◆ WRITTEN PROBLEM
Copy whichever lines contain the string "photos".

◆ WORKING DATA
"""
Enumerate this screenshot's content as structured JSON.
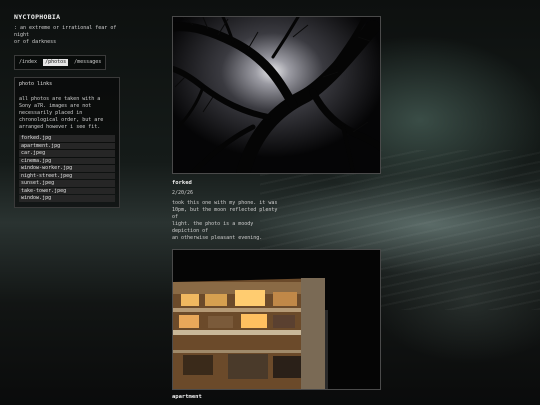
{
  "site": {
    "title": "NYCTOPHOBIA",
    "tagline": ": an extreme or irrational fear of night\nor of darkness"
  },
  "nav": {
    "index": "/index",
    "photos": "/photos",
    "messages": "/messages"
  },
  "photo_links": {
    "title": "photo links",
    "description": "all photos are taken with a Sony a7R.\nimages are not necessarily placed in\nchronological order, but are arranged\nhowever i see fit.",
    "files": [
      "forked.jpg",
      "apartment.jpg",
      "car.jpeg",
      "cinema.jpg",
      "window-worker.jpg",
      "night-street.jpeg",
      "sunset.jpeg",
      "take-tower.jpeg",
      "window.jpg"
    ]
  },
  "posts": [
    {
      "title": "forked",
      "date": "2/20/26",
      "body": "took this one with my phone. it was\n10pm, but the moon reflected plenty of\nlight. the photo is a moody depiction of\nan otherwise pleasant evening."
    },
    {
      "title": "apartment"
    }
  ],
  "colors": {
    "background": "#0b0c0c",
    "text": "#d9d9d9",
    "nav_active_bg": "#e6e6e6"
  }
}
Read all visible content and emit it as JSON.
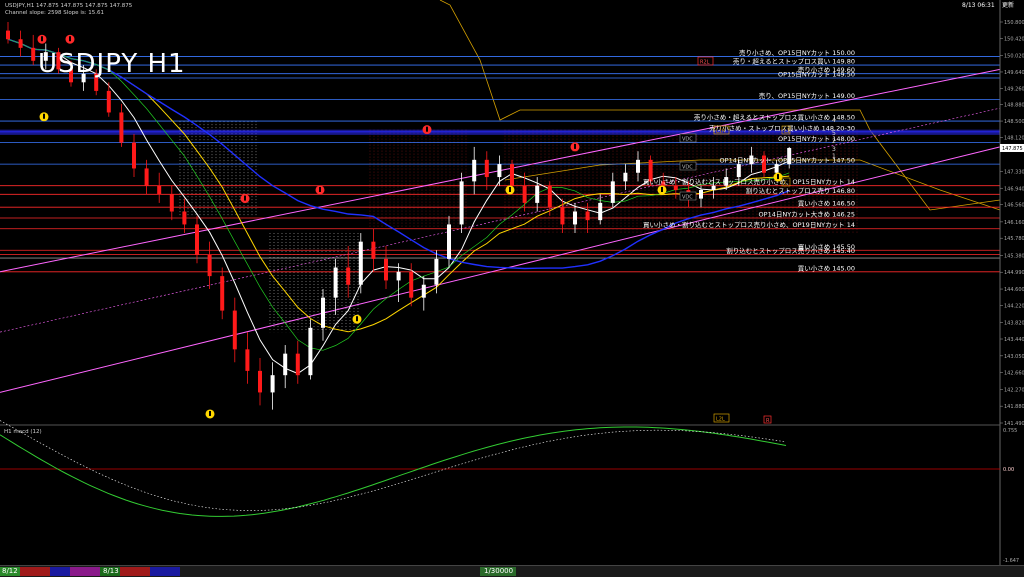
"""
◆ ANSWER TO THE EXERCISE
    "photos": "/photos",
    "description": "all photos are taken with a Sony a7R.\nimages are not necessarily placed in\nchronological order, but are arranged\nhowever i see fit.",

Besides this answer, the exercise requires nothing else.